What to do
Each record below should be output verbatim, without pictures.

━━━ Given records ━━━

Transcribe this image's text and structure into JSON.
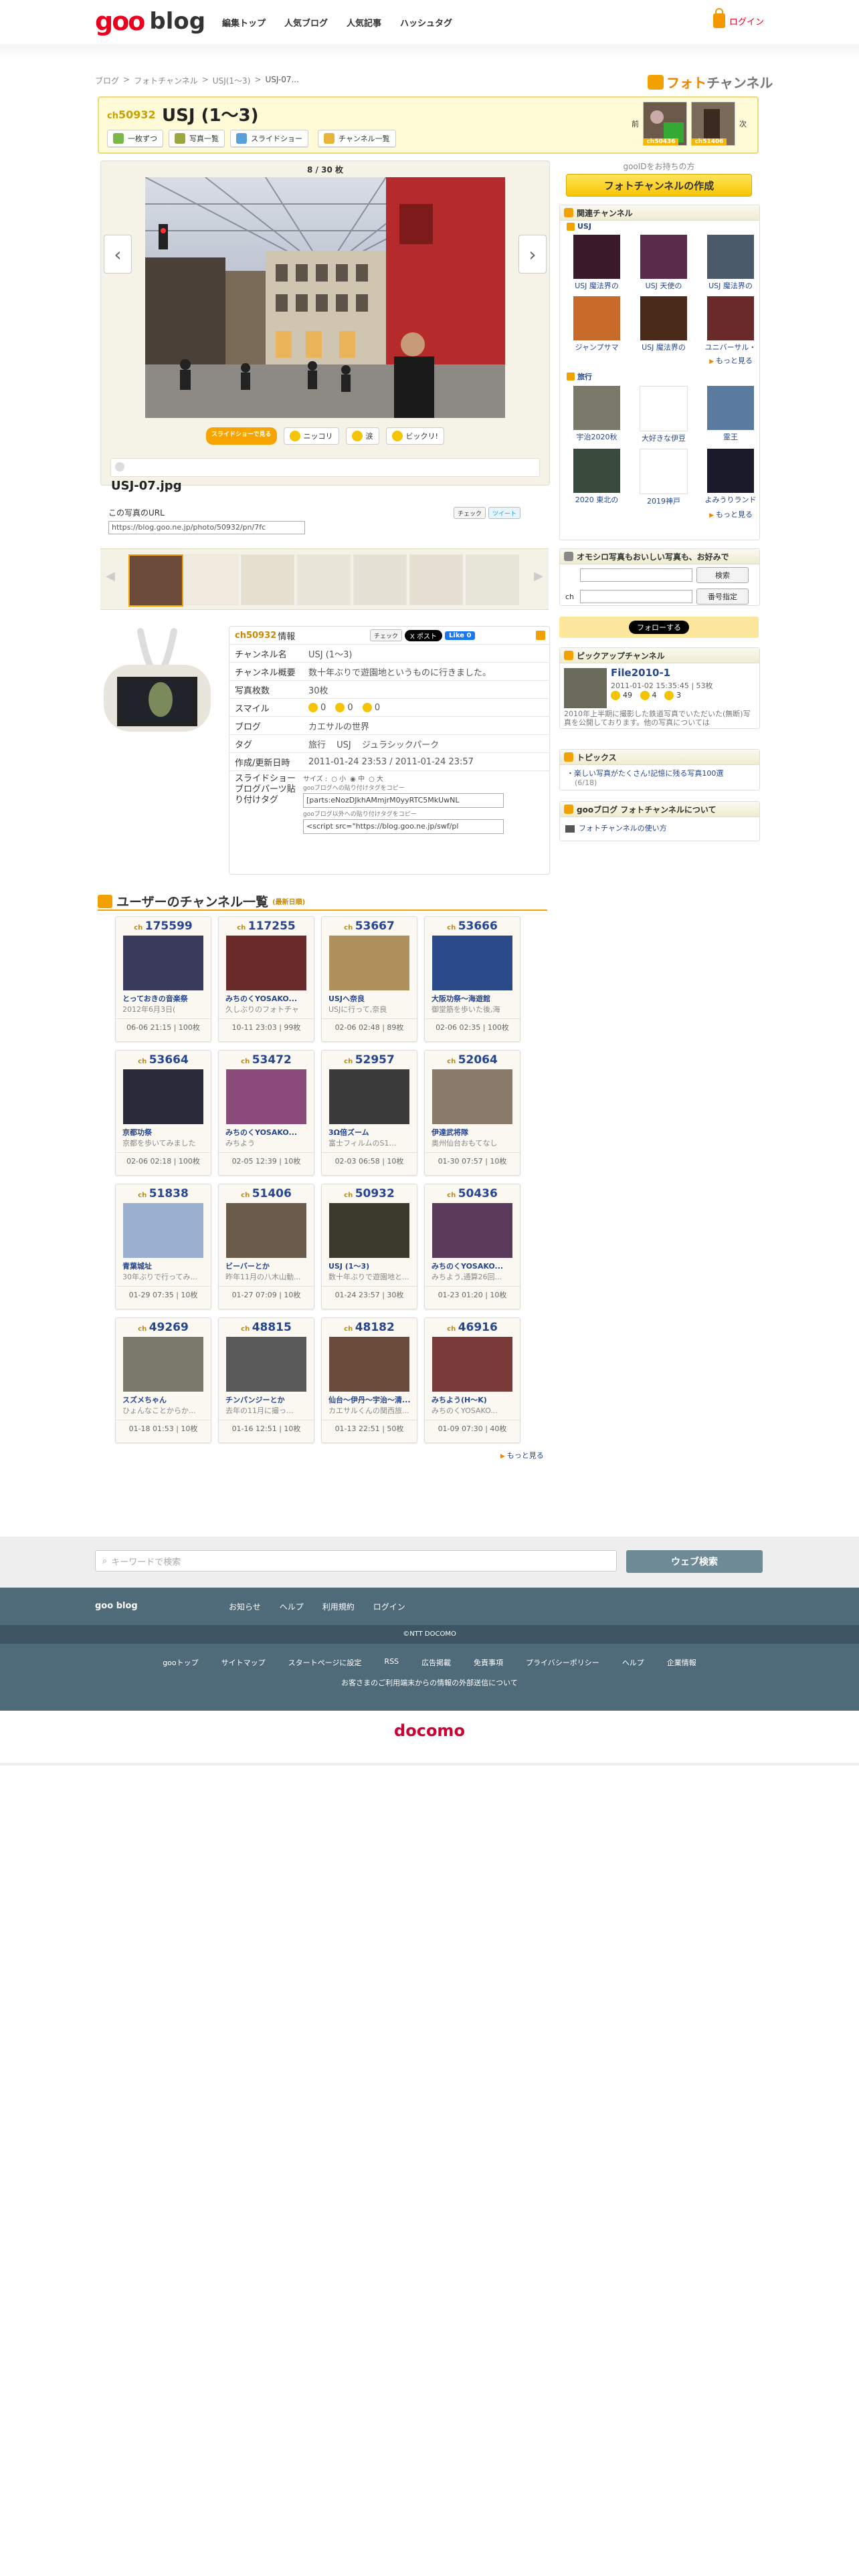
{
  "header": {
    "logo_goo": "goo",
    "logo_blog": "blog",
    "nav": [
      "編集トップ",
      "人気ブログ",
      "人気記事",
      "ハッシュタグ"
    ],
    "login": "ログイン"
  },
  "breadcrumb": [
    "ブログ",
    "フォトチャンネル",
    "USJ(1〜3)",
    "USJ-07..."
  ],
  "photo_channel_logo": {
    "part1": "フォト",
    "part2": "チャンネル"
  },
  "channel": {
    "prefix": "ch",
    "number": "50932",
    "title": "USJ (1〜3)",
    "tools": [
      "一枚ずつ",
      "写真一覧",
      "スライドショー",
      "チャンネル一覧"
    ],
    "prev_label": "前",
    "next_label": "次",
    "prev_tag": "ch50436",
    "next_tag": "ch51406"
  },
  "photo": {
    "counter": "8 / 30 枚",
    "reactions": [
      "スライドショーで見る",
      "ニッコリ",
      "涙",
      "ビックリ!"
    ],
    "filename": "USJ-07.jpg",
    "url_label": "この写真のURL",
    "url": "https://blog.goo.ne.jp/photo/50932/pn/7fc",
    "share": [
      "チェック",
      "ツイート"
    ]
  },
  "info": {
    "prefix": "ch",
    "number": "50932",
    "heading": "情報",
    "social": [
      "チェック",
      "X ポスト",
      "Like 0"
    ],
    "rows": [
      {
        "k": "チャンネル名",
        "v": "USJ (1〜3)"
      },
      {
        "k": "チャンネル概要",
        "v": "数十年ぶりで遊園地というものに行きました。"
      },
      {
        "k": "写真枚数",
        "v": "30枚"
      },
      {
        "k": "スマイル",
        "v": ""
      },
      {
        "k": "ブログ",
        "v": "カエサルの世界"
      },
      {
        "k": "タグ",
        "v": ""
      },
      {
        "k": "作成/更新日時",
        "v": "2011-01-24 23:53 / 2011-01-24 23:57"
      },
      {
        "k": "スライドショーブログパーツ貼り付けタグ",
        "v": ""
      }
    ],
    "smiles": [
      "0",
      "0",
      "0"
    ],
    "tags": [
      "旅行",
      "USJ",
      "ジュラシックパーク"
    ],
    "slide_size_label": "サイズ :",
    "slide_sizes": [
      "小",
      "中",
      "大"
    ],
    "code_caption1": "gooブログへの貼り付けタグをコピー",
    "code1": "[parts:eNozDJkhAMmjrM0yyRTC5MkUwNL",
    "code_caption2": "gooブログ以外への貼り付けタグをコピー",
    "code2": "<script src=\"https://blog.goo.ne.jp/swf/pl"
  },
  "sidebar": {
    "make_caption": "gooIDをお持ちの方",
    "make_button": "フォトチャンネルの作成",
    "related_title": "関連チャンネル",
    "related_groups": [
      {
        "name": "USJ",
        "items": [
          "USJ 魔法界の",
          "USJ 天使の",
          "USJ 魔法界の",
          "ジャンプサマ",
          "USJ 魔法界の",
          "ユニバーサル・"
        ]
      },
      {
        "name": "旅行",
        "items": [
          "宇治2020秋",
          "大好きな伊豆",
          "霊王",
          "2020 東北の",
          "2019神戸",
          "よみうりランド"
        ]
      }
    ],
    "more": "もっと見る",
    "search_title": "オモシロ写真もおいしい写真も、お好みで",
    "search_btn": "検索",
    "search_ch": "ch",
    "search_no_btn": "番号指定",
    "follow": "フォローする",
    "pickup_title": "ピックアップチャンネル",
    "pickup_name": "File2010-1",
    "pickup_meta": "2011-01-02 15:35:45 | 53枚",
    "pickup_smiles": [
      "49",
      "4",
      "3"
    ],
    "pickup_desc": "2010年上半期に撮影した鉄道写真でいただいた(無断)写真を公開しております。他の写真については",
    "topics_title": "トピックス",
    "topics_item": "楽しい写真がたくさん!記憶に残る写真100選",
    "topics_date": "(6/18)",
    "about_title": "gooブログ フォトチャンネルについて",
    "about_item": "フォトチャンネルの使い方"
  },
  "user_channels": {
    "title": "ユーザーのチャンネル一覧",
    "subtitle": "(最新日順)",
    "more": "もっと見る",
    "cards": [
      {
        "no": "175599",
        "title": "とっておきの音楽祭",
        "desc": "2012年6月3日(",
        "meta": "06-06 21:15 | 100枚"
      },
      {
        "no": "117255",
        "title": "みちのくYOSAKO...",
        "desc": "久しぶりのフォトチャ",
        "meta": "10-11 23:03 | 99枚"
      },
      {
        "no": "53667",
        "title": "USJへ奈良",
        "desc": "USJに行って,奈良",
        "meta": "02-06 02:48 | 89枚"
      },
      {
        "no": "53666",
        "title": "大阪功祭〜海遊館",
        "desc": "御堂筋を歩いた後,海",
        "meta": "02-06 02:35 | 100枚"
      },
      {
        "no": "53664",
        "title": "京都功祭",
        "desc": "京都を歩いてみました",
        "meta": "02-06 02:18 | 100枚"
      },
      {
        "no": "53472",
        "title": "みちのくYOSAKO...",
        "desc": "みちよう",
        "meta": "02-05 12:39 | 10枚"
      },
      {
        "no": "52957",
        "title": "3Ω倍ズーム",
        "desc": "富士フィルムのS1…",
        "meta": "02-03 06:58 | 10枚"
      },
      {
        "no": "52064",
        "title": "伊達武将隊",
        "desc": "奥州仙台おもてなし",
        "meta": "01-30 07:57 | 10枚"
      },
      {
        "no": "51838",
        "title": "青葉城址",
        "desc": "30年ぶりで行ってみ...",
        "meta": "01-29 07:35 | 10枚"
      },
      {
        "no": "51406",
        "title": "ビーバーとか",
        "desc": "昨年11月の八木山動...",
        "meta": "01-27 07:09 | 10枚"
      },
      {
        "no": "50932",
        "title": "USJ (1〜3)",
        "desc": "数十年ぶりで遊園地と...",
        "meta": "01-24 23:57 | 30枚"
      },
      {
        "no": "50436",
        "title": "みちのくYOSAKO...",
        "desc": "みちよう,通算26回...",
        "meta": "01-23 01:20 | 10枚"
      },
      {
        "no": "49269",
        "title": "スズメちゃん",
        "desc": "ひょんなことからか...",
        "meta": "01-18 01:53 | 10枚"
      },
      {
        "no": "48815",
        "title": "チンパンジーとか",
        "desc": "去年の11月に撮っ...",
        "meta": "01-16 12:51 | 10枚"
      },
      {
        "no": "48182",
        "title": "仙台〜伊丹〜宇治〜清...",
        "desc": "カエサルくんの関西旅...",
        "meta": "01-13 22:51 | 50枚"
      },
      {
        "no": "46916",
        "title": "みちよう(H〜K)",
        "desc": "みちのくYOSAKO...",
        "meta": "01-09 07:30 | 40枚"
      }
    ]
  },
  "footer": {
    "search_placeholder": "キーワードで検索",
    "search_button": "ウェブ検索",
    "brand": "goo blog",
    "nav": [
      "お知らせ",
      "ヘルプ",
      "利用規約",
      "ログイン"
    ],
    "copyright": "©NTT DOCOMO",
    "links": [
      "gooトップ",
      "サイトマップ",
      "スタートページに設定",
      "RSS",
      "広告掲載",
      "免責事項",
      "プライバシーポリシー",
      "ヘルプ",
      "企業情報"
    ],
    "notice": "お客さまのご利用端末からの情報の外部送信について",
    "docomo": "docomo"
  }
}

━━━

The completed task
Transcribe this image's text and structure into JSON.
{
  "header": {
    "logo_goo": "goo",
    "logo_blog": "blog",
    "nav": [
      "編集トップ",
      "人気ブログ",
      "人気記事",
      "ハッシュタグ"
    ],
    "login": "ログイン"
  },
  "breadcrumb": [
    "ブログ",
    "フォトチャンネル",
    "USJ(1〜3)",
    "USJ-07..."
  ],
  "photo_channel_logo": {
    "part1": "フォト",
    "part2": "チャンネル"
  },
  "channel": {
    "prefix": "ch",
    "number": "50932",
    "title": "USJ (1〜3)",
    "tools": [
      "一枚ずつ",
      "写真一覧",
      "スライドショー",
      "チャンネル一覧"
    ],
    "prev_label": "前",
    "next_label": "次",
    "prev_tag": "ch50436",
    "next_tag": "ch51406"
  },
  "photo": {
    "counter": "8 / 30 枚",
    "reactions": [
      "スライドショーで見る",
      "ニッコリ",
      "涙",
      "ビックリ!"
    ],
    "filename": "USJ-07.jpg",
    "url_label": "この写真のURL",
    "url": "https://blog.goo.ne.jp/photo/50932/pn/7fc",
    "share": [
      "チェック",
      "ツイート"
    ]
  },
  "info": {
    "prefix": "ch",
    "number": "50932",
    "heading": "情報",
    "social": [
      "チェック",
      "X ポスト",
      "Like 0"
    ],
    "rows": [
      {
        "k": "チャンネル名",
        "v": "USJ (1〜3)"
      },
      {
        "k": "チャンネル概要",
        "v": "数十年ぶりで遊園地というものに行きました。"
      },
      {
        "k": "写真枚数",
        "v": "30枚"
      },
      {
        "k": "スマイル",
        "v": ""
      },
      {
        "k": "ブログ",
        "v": "カエサルの世界"
      },
      {
        "k": "タグ",
        "v": ""
      },
      {
        "k": "作成/更新日時",
        "v": "2011-01-24 23:53 / 2011-01-24 23:57"
      },
      {
        "k": "スライドショーブログパーツ貼り付けタグ",
        "v": ""
      }
    ],
    "smiles": [
      "0",
      "0",
      "0"
    ],
    "tags": [
      "旅行",
      "USJ",
      "ジュラシックパーク"
    ],
    "slide_size_label": "サイズ :",
    "slide_sizes": [
      "小",
      "中",
      "大"
    ],
    "code_caption1": "gooブログへの貼り付けタグをコピー",
    "code1": "[parts:eNozDJkhAMmjrM0yyRTC5MkUwNL",
    "code_caption2": "gooブログ以外への貼り付けタグをコピー",
    "code2": "<script src=\"https://blog.goo.ne.jp/swf/pl"
  },
  "sidebar": {
    "make_caption": "gooIDをお持ちの方",
    "make_button": "フォトチャンネルの作成",
    "related_title": "関連チャンネル",
    "related_groups": [
      {
        "name": "USJ",
        "items": [
          "USJ 魔法界の",
          "USJ 天使の",
          "USJ 魔法界の",
          "ジャンプサマ",
          "USJ 魔法界の",
          "ユニバーサル・"
        ]
      },
      {
        "name": "旅行",
        "items": [
          "宇治2020秋",
          "大好きな伊豆",
          "霊王",
          "2020 東北の",
          "2019神戸",
          "よみうりランド"
        ]
      }
    ],
    "more": "もっと見る",
    "search_title": "オモシロ写真もおいしい写真も、お好みで",
    "search_btn": "検索",
    "search_ch": "ch",
    "search_no_btn": "番号指定",
    "follow": "フォローする",
    "pickup_title": "ピックアップチャンネル",
    "pickup_name": "File2010-1",
    "pickup_meta": "2011-01-02 15:35:45 | 53枚",
    "pickup_smiles": [
      "49",
      "4",
      "3"
    ],
    "pickup_desc": "2010年上半期に撮影した鉄道写真でいただいた(無断)写真を公開しております。他の写真については",
    "topics_title": "トピックス",
    "topics_item": "楽しい写真がたくさん!記憶に残る写真100選",
    "topics_date": "(6/18)",
    "about_title": "gooブログ フォトチャンネルについて",
    "about_item": "フォトチャンネルの使い方"
  },
  "user_channels": {
    "title": "ユーザーのチャンネル一覧",
    "subtitle": "(最新日順)",
    "more": "もっと見る",
    "cards": [
      {
        "no": "175599",
        "title": "とっておきの音楽祭",
        "desc": "2012年6月3日(",
        "meta": "06-06 21:15 | 100枚"
      },
      {
        "no": "117255",
        "title": "みちのくYOSAKO...",
        "desc": "久しぶりのフォトチャ",
        "meta": "10-11 23:03 | 99枚"
      },
      {
        "no": "53667",
        "title": "USJへ奈良",
        "desc": "USJに行って,奈良",
        "meta": "02-06 02:48 | 89枚"
      },
      {
        "no": "53666",
        "title": "大阪功祭〜海遊館",
        "desc": "御堂筋を歩いた後,海",
        "meta": "02-06 02:35 | 100枚"
      },
      {
        "no": "53664",
        "title": "京都功祭",
        "desc": "京都を歩いてみました",
        "meta": "02-06 02:18 | 100枚"
      },
      {
        "no": "53472",
        "title": "みちのくYOSAKO...",
        "desc": "みちよう",
        "meta": "02-05 12:39 | 10枚"
      },
      {
        "no": "52957",
        "title": "3Ω倍ズーム",
        "desc": "富士フィルムのS1…",
        "meta": "02-03 06:58 | 10枚"
      },
      {
        "no": "52064",
        "title": "伊達武将隊",
        "desc": "奥州仙台おもてなし",
        "meta": "01-30 07:57 | 10枚"
      },
      {
        "no": "51838",
        "title": "青葉城址",
        "desc": "30年ぶりで行ってみ...",
        "meta": "01-29 07:35 | 10枚"
      },
      {
        "no": "51406",
        "title": "ビーバーとか",
        "desc": "昨年11月の八木山動...",
        "meta": "01-27 07:09 | 10枚"
      },
      {
        "no": "50932",
        "title": "USJ (1〜3)",
        "desc": "数十年ぶりで遊園地と...",
        "meta": "01-24 23:57 | 30枚"
      },
      {
        "no": "50436",
        "title": "みちのくYOSAKO...",
        "desc": "みちよう,通算26回...",
        "meta": "01-23 01:20 | 10枚"
      },
      {
        "no": "49269",
        "title": "スズメちゃん",
        "desc": "ひょんなことからか...",
        "meta": "01-18 01:53 | 10枚"
      },
      {
        "no": "48815",
        "title": "チンパンジーとか",
        "desc": "去年の11月に撮っ...",
        "meta": "01-16 12:51 | 10枚"
      },
      {
        "no": "48182",
        "title": "仙台〜伊丹〜宇治〜清...",
        "desc": "カエサルくんの関西旅...",
        "meta": "01-13 22:51 | 50枚"
      },
      {
        "no": "46916",
        "title": "みちよう(H〜K)",
        "desc": "みちのくYOSAKO...",
        "meta": "01-09 07:30 | 40枚"
      }
    ]
  },
  "footer": {
    "search_placeholder": "キーワードで検索",
    "search_button": "ウェブ検索",
    "brand": "goo blog",
    "nav": [
      "お知らせ",
      "ヘルプ",
      "利用規約",
      "ログイン"
    ],
    "copyright": "©NTT DOCOMO",
    "links": [
      "gooトップ",
      "サイトマップ",
      "スタートページに設定",
      "RSS",
      "広告掲載",
      "免責事項",
      "プライバシーポリシー",
      "ヘルプ",
      "企業情報"
    ],
    "notice": "お客さまのご利用端末からの情報の外部送信について",
    "docomo": "docomo"
  }
}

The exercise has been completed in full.